Drop the images; return everything else in the listing below exactly.

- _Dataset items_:
⁂
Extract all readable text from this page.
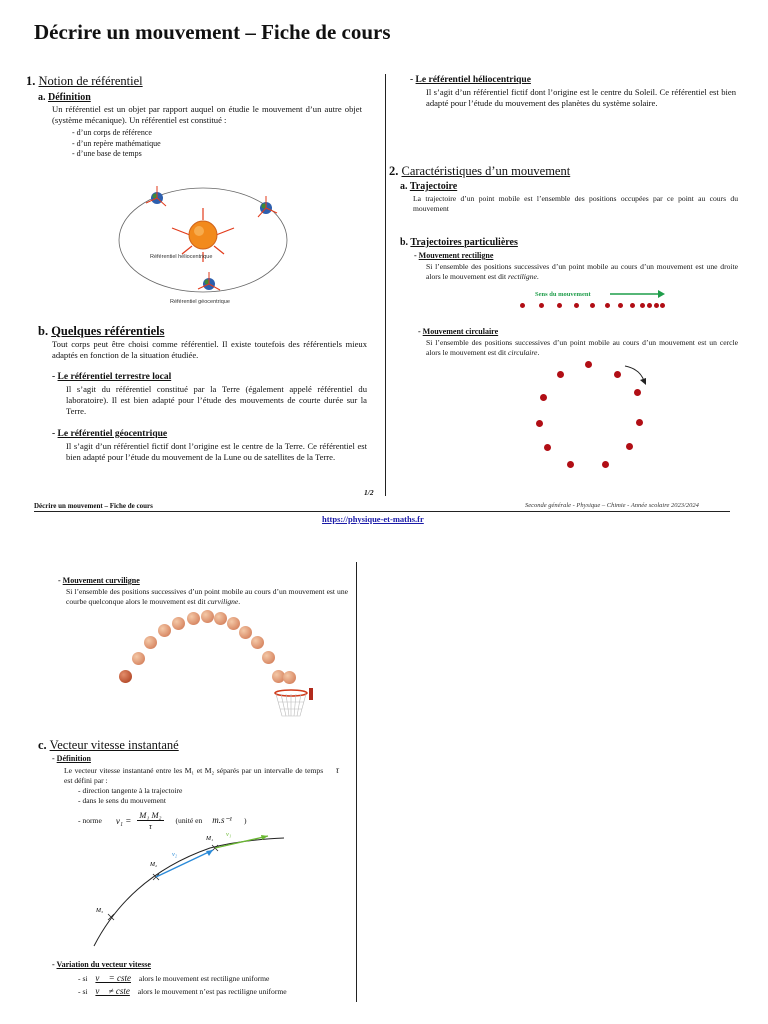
Décrire un mouvement – Fiche de cours
1. Notion de référentiel
a. Définition
Un référentiel est un objet par rapport auquel on étudie le mouvement d’un autre objet (système mécanique). Un référentiel est constitué :
- d’un corps de référence
- d’un repère mathématique
- d’une base de temps
Référentiel héliocentrique
Référentiel géocentrique
b. Quelques référentiels
Tout corps peut être choisi comme référentiel. Il existe toutefois des référentiels mieux adaptés en fonction de la situation étudiée.
- Le référentiel terrestre local
Il s’agit du référentiel constitué par la Terre (également appelé référentiel du laboratoire). Il est bien adapté pour l’étude des mouvements de courte durée sur la Terre.
- Le référentiel géocentrique
Il s’agit d’un référentiel fictif dont l’origine est le centre de la Terre. Ce référentiel est bien adapté pour l’étude du mouvement de la Lune ou de satellites de la Terre.
- Le référentiel héliocentrique
Il s’agit d’un référentiel fictif dont l’origine est le centre du Soleil. Ce référentiel est bien adapté pour l’étude du mouvement des planètes du système solaire.
2. Caractéristiques d’un mouvement
a. Trajectoire
La trajectoire d’un point mobile est l’ensemble des positions occupées par ce point au cours du mouvement
b. Trajectoires particulières
- Mouvement rectiligne
Si l’ensemble des positions successives d’un point mobile au cours d’un mouvement est une droite alors le mouvement est dit rectiligne.
Sens du mouvement
- Mouvement circulaire
Si l’ensemble des positions successives d’un point mobile au cours d’un mouvement est un cercle alors le mouvement est dit circulaire.
1/2
Décrire un mouvement – Fiche de cours	Seconde générale - Physique – Chimie - Année scolaire 2023/2024
https://physique-et-maths.fr
- Mouvement curviligne
Si l’ensemble des positions successives d’un point mobile au cours d’un mouvement est une courbe quelconque alors le mouvement est dit curviligne.
c. Vecteur vitesse instantané
- Définition
Le vecteur vitesse instantané entre les M₁ et M₂ séparés par un intervalle de temps τ est défini par :
- direction tangente à la trajectoire
- dans le sens du mouvement
- norme $v_1 = \frac{\text{M₁ M₂}}{\tau}$ (unité en m.s⁻¹ )
M₃
M₂
M₁
v₂
v₁
- Variation du vecteur vitesse
- si v⃗ = cste alors le mouvement est rectiligne uniforme
- si v⃗ ≠ cste alors le mouvement n’est pas rectiligne uniforme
⁂
- _Response to the exercise_:
Extract all readable text from this page.
Décrire un mouvement – Fiche de cours
1. Notion de référentiel
a. Définition
Un référentiel est un objet par rapport auquel on étudie le mouvement d’un autre objet (système mécanique). Un référentiel est constitué :
- d’un corps de référence
- d’un repère mathématique
- d’une base de temps
Référentiel héliocentrique
Référentiel géocentrique
b. Quelques référentiels
Tout corps peut être choisi comme référentiel. Il existe toutefois des référentiels mieux adaptés en fonction de la situation étudiée.
- Le référentiel terrestre local
Il s’agit du référentiel constitué par la Terre (également appelé référentiel du laboratoire). Il est bien adapté pour l’étude des mouvements de courte durée sur la Terre.
- Le référentiel géocentrique
Il s’agit d’un référentiel fictif dont l’origine est le centre de la Terre. Ce référentiel est bien adapté pour l’étude du mouvement de la Lune ou de satellites de la Terre.
- Le référentiel héliocentrique
Il s’agit d’un référentiel fictif dont l’origine est le centre du Soleil. Ce référentiel est bien adapté pour l’étude du mouvement des planètes du système solaire.
2. Caractéristiques d’un mouvement
a. Trajectoire
La trajectoire d’un point mobile est l’ensemble des positions occupées par ce point au cours du mouvement
b. Trajectoires particulières
- Mouvement rectiligne
Si l’ensemble des positions successives d’un point mobile au cours d’un mouvement est une droite alors le mouvement est dit rectiligne.
Sens du mouvement
- Mouvement circulaire
Si l’ensemble des positions successives d’un point mobile au cours d’un mouvement est un cercle alors le mouvement est dit circulaire.
1/2
Décrire un mouvement – Fiche de cours	Seconde générale - Physique – Chimie - Année scolaire 2023/2024
https://physique-et-maths.fr
- Mouvement curviligne
Si l’ensemble des positions successives d’un point mobile au cours d’un mouvement est une courbe quelconque alors le mouvement est dit curviligne.
c. Vecteur vitesse instantané
- Définition
Le vecteur vitesse instantané entre les M₁ et M₂ séparés par un intervalle de temps τ est défini par :
- direction tangente à la trajectoire
- dans le sens du mouvement
- norme $v_1 = \frac{\text{M₁ M₂}}{\tau}$ (unité en m.s⁻¹ )
M₃
M₂
M₁
v₂
v₁
- Variation du vecteur vitesse
- si v⃗ = cste alors le mouvement est rectiligne uniforme
- si v⃗ ≠ cste alors le mouvement n’est pas rectiligne uniforme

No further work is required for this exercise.